## TASK TO CARRY OUT
Check every line of the entries that follow, and copy the ones containing "JSON".

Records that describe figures

____

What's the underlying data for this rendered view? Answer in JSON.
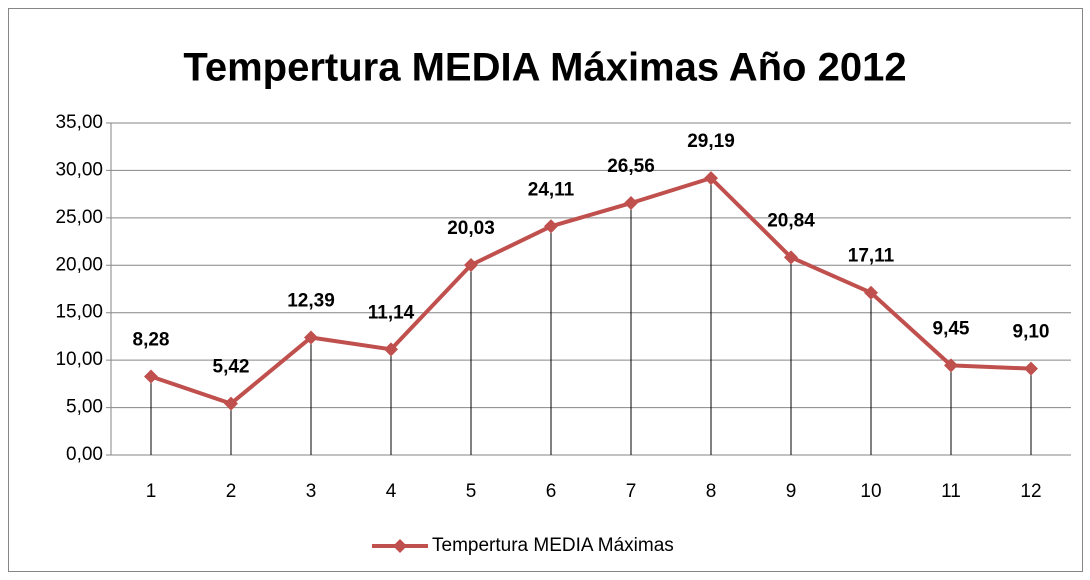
{
  "chart_data": {
    "type": "line",
    "title": "Tempertura MEDIA Máximas Año 2012",
    "categories": [
      "1",
      "2",
      "3",
      "4",
      "5",
      "6",
      "7",
      "8",
      "9",
      "10",
      "11",
      "12"
    ],
    "series": [
      {
        "name": "Tempertura MEDIA Máximas",
        "color": "#c0504d",
        "values": [
          8.28,
          5.42,
          12.39,
          11.14,
          20.03,
          24.11,
          26.56,
          29.19,
          20.84,
          17.11,
          9.45,
          9.1
        ],
        "value_labels": [
          "8,28",
          "5,42",
          "12,39",
          "11,14",
          "20,03",
          "24,11",
          "26,56",
          "29,19",
          "20,84",
          "17,11",
          "9,45",
          "9,10"
        ]
      }
    ],
    "ylim": [
      0,
      35
    ],
    "yticks": [
      {
        "value": 0,
        "label": "0,00"
      },
      {
        "value": 5,
        "label": "5,00"
      },
      {
        "value": 10,
        "label": "10,00"
      },
      {
        "value": 15,
        "label": "15,00"
      },
      {
        "value": 20,
        "label": "20,00"
      },
      {
        "value": 25,
        "label": "25,00"
      },
      {
        "value": 30,
        "label": "30,00"
      },
      {
        "value": 35,
        "label": "35,00"
      }
    ],
    "grid": true,
    "drop_lines": true,
    "legend": "bottom"
  }
}
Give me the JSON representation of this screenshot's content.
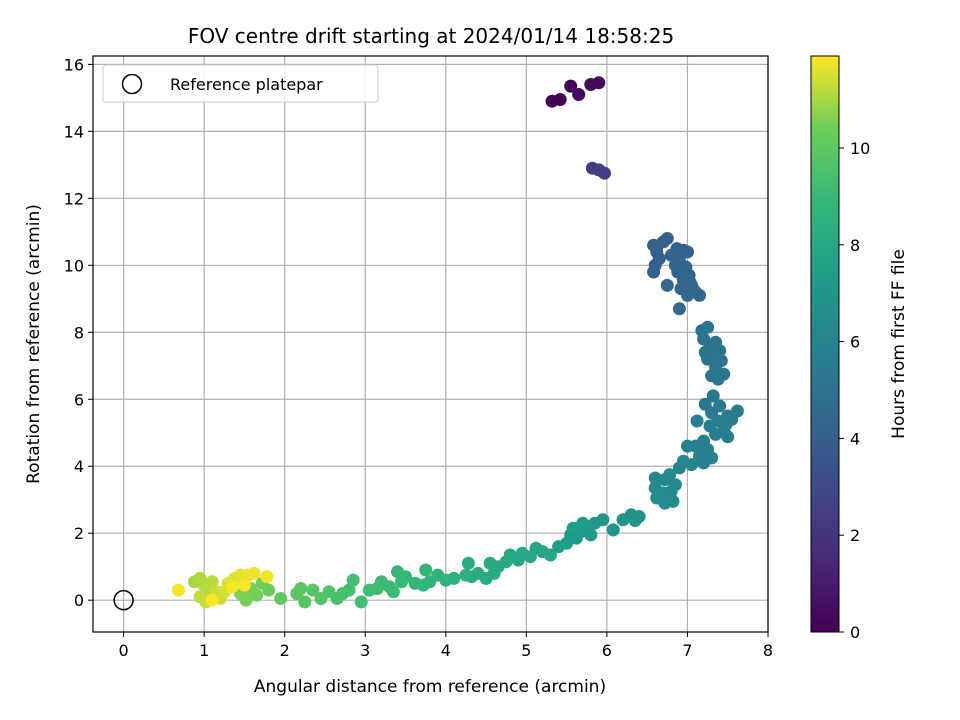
{
  "chart_data": {
    "type": "scatter",
    "title": "FOV centre drift starting at 2024/01/14 18:58:25",
    "xlabel": "Angular distance from reference (arcmin)",
    "ylabel": "Rotation from reference (arcmin)",
    "xlim": [
      -0.38,
      8.0
    ],
    "ylim": [
      -0.95,
      16.25
    ],
    "xticks": [
      0,
      1,
      2,
      3,
      4,
      5,
      6,
      7,
      8
    ],
    "yticks": [
      0,
      2,
      4,
      6,
      8,
      10,
      12,
      14,
      16
    ],
    "grid": true,
    "legend": {
      "placement": "top-left",
      "entries": [
        "Reference platepar"
      ]
    },
    "reference_point": {
      "x": 0,
      "y": 0,
      "label": "Reference platepar"
    },
    "colorbar": {
      "label": "Hours from first FF file",
      "colormap": "viridis",
      "range": [
        0,
        11.9
      ],
      "ticks": [
        0,
        2,
        4,
        6,
        8,
        10
      ]
    },
    "points": [
      [
        5.32,
        14.9,
        0.05
      ],
      [
        5.42,
        14.95,
        0.1
      ],
      [
        5.55,
        15.35,
        0.15
      ],
      [
        5.65,
        15.1,
        0.2
      ],
      [
        5.8,
        15.4,
        0.25
      ],
      [
        5.9,
        15.45,
        0.3
      ],
      [
        5.82,
        12.9,
        2.3
      ],
      [
        5.9,
        12.85,
        2.35
      ],
      [
        5.97,
        12.75,
        2.4
      ],
      [
        6.58,
        10.6,
        4.0
      ],
      [
        6.62,
        10.4,
        4.02
      ],
      [
        6.65,
        10.2,
        4.04
      ],
      [
        6.6,
        10.0,
        4.06
      ],
      [
        6.58,
        9.8,
        4.08
      ],
      [
        6.7,
        10.7,
        4.1
      ],
      [
        6.75,
        10.8,
        4.12
      ],
      [
        6.62,
        10.55,
        4.14
      ],
      [
        6.8,
        10.3,
        4.16
      ],
      [
        6.87,
        10.5,
        4.18
      ],
      [
        6.95,
        10.45,
        4.2
      ],
      [
        7.0,
        10.4,
        4.22
      ],
      [
        6.9,
        10.2,
        4.24
      ],
      [
        6.85,
        10.0,
        4.26
      ],
      [
        6.98,
        9.95,
        4.28
      ],
      [
        6.88,
        9.8,
        4.3
      ],
      [
        7.02,
        9.7,
        4.32
      ],
      [
        6.95,
        9.55,
        4.34
      ],
      [
        7.05,
        9.4,
        4.36
      ],
      [
        6.92,
        9.3,
        4.38
      ],
      [
        7.1,
        9.2,
        4.4
      ],
      [
        7.0,
        9.1,
        4.42
      ],
      [
        7.15,
        9.1,
        4.44
      ],
      [
        6.75,
        9.4,
        4.46
      ],
      [
        6.9,
        8.7,
        4.48
      ],
      [
        7.03,
        9.5,
        4.5
      ],
      [
        7.08,
        9.25,
        4.52
      ],
      [
        7.18,
        8.05,
        5.0
      ],
      [
        7.25,
        8.15,
        5.02
      ],
      [
        7.2,
        7.8,
        5.04
      ],
      [
        7.28,
        7.6,
        5.06
      ],
      [
        7.35,
        7.7,
        5.08
      ],
      [
        7.22,
        7.4,
        5.1
      ],
      [
        7.3,
        7.3,
        5.12
      ],
      [
        7.4,
        7.45,
        5.14
      ],
      [
        7.25,
        7.2,
        5.16
      ],
      [
        7.42,
        7.15,
        5.18
      ],
      [
        7.35,
        6.95,
        5.2
      ],
      [
        7.3,
        6.7,
        5.22
      ],
      [
        7.38,
        6.6,
        5.24
      ],
      [
        7.45,
        6.75,
        5.26
      ],
      [
        7.32,
        6.1,
        5.3
      ],
      [
        7.22,
        5.85,
        5.4
      ],
      [
        7.3,
        5.6,
        5.45
      ],
      [
        7.4,
        5.8,
        5.5
      ],
      [
        7.5,
        5.5,
        5.55
      ],
      [
        7.62,
        5.65,
        5.6
      ],
      [
        7.55,
        5.4,
        5.62
      ],
      [
        7.48,
        5.25,
        5.64
      ],
      [
        7.38,
        5.35,
        5.66
      ],
      [
        7.12,
        5.35,
        5.68
      ],
      [
        7.28,
        5.2,
        5.7
      ],
      [
        7.45,
        5.05,
        5.72
      ],
      [
        7.35,
        4.95,
        5.74
      ],
      [
        7.5,
        4.88,
        5.76
      ],
      [
        7.2,
        4.75,
        5.78
      ],
      [
        7.25,
        4.5,
        5.8
      ],
      [
        7.1,
        4.6,
        5.82
      ],
      [
        7.0,
        4.6,
        5.84
      ],
      [
        7.15,
        4.3,
        5.86
      ],
      [
        7.3,
        4.25,
        5.88
      ],
      [
        7.2,
        4.1,
        5.9
      ],
      [
        6.95,
        4.15,
        6.2
      ],
      [
        6.9,
        3.95,
        6.22
      ],
      [
        7.05,
        4.05,
        6.24
      ],
      [
        6.78,
        3.75,
        6.26
      ],
      [
        6.72,
        3.6,
        6.28
      ],
      [
        6.6,
        3.65,
        6.3
      ],
      [
        6.85,
        3.45,
        6.32
      ],
      [
        6.8,
        3.25,
        6.34
      ],
      [
        6.7,
        3.2,
        6.36
      ],
      [
        6.6,
        3.35,
        6.38
      ],
      [
        6.62,
        3.05,
        6.4
      ],
      [
        6.75,
        3.0,
        6.42
      ],
      [
        6.82,
        2.95,
        6.44
      ],
      [
        6.72,
        2.9,
        6.46
      ],
      [
        6.4,
        2.5,
        6.8
      ],
      [
        6.3,
        2.55,
        6.85
      ],
      [
        6.2,
        2.4,
        6.9
      ],
      [
        6.35,
        2.38,
        6.95
      ],
      [
        6.08,
        2.1,
        7.0
      ],
      [
        5.95,
        2.4,
        7.05
      ],
      [
        5.85,
        2.3,
        7.1
      ],
      [
        5.75,
        2.2,
        7.15
      ],
      [
        5.68,
        2.05,
        7.2
      ],
      [
        5.8,
        1.95,
        7.25
      ],
      [
        5.62,
        1.85,
        7.3
      ],
      [
        5.55,
        1.95,
        7.35
      ],
      [
        5.7,
        2.3,
        7.4
      ],
      [
        5.5,
        1.7,
        7.45
      ],
      [
        5.4,
        1.6,
        7.5
      ],
      [
        5.58,
        2.15,
        7.55
      ],
      [
        5.3,
        1.35,
        7.9
      ],
      [
        5.2,
        1.45,
        7.92
      ],
      [
        5.12,
        1.55,
        7.94
      ],
      [
        5.05,
        1.3,
        7.96
      ],
      [
        4.95,
        1.4,
        7.98
      ],
      [
        4.9,
        1.2,
        8.0
      ],
      [
        4.8,
        1.35,
        8.02
      ],
      [
        4.75,
        1.15,
        8.04
      ],
      [
        4.65,
        1.0,
        8.06
      ],
      [
        4.55,
        1.1,
        8.08
      ],
      [
        4.6,
        0.8,
        8.1
      ],
      [
        4.5,
        0.65,
        8.12
      ],
      [
        4.4,
        0.8,
        8.14
      ],
      [
        4.32,
        0.7,
        8.16
      ],
      [
        4.28,
        1.1,
        8.18
      ],
      [
        4.25,
        0.75,
        8.5
      ],
      [
        4.1,
        0.65,
        8.55
      ],
      [
        4.0,
        0.6,
        8.6
      ],
      [
        3.9,
        0.75,
        8.65
      ],
      [
        3.8,
        0.55,
        8.7
      ],
      [
        3.72,
        0.45,
        8.75
      ],
      [
        3.75,
        0.9,
        8.8
      ],
      [
        3.62,
        0.5,
        8.85
      ],
      [
        3.5,
        0.7,
        8.9
      ],
      [
        3.4,
        0.85,
        8.95
      ],
      [
        3.45,
        0.55,
        9.0
      ],
      [
        3.3,
        0.4,
        9.05
      ],
      [
        3.35,
        0.25,
        9.1
      ],
      [
        3.2,
        0.55,
        9.15
      ],
      [
        3.15,
        0.35,
        9.2
      ],
      [
        3.05,
        0.3,
        9.25
      ],
      [
        2.95,
        -0.05,
        9.3
      ],
      [
        2.85,
        0.6,
        9.35
      ],
      [
        2.8,
        0.3,
        9.4
      ],
      [
        2.72,
        0.2,
        9.45
      ],
      [
        2.65,
        0.05,
        9.5
      ],
      [
        2.55,
        0.25,
        9.7
      ],
      [
        2.45,
        0.05,
        9.75
      ],
      [
        2.35,
        0.3,
        9.8
      ],
      [
        2.25,
        -0.05,
        9.85
      ],
      [
        2.2,
        0.35,
        9.9
      ],
      [
        2.15,
        0.2,
        9.95
      ],
      [
        1.95,
        0.05,
        10.0
      ],
      [
        1.8,
        0.3,
        10.3
      ],
      [
        1.72,
        0.5,
        10.35
      ],
      [
        1.65,
        0.15,
        10.4
      ],
      [
        1.58,
        0.35,
        10.45
      ],
      [
        1.52,
        0.0,
        10.5
      ],
      [
        1.45,
        0.2,
        10.55
      ],
      [
        0.88,
        0.55,
        11.0
      ],
      [
        0.95,
        0.65,
        11.05
      ],
      [
        1.0,
        0.45,
        11.1
      ],
      [
        1.05,
        0.3,
        11.15
      ],
      [
        1.1,
        0.55,
        11.2
      ],
      [
        0.95,
        0.1,
        11.25
      ],
      [
        1.02,
        -0.05,
        11.3
      ],
      [
        1.15,
        0.25,
        11.35
      ],
      [
        1.2,
        0.05,
        11.4
      ],
      [
        1.25,
        0.25,
        11.45
      ],
      [
        1.3,
        0.5,
        11.5
      ],
      [
        1.38,
        0.65,
        11.55
      ],
      [
        1.45,
        0.75,
        11.6
      ],
      [
        1.55,
        0.75,
        11.65
      ],
      [
        1.62,
        0.8,
        11.7
      ],
      [
        1.78,
        0.7,
        11.75
      ],
      [
        0.68,
        0.3,
        11.8
      ],
      [
        1.35,
        0.4,
        11.82
      ],
      [
        1.5,
        0.45,
        11.84
      ],
      [
        1.1,
        0.0,
        11.86
      ]
    ]
  },
  "colors": {
    "grid": "#b0b0b0",
    "axes": "#000000",
    "legend_border": "#cccccc"
  }
}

____

## RESPONSE TO THE EXERCISE
What's the underlying data for this rendered view? Answer in JSON.
Give me the JSON representation of this screenshot's content.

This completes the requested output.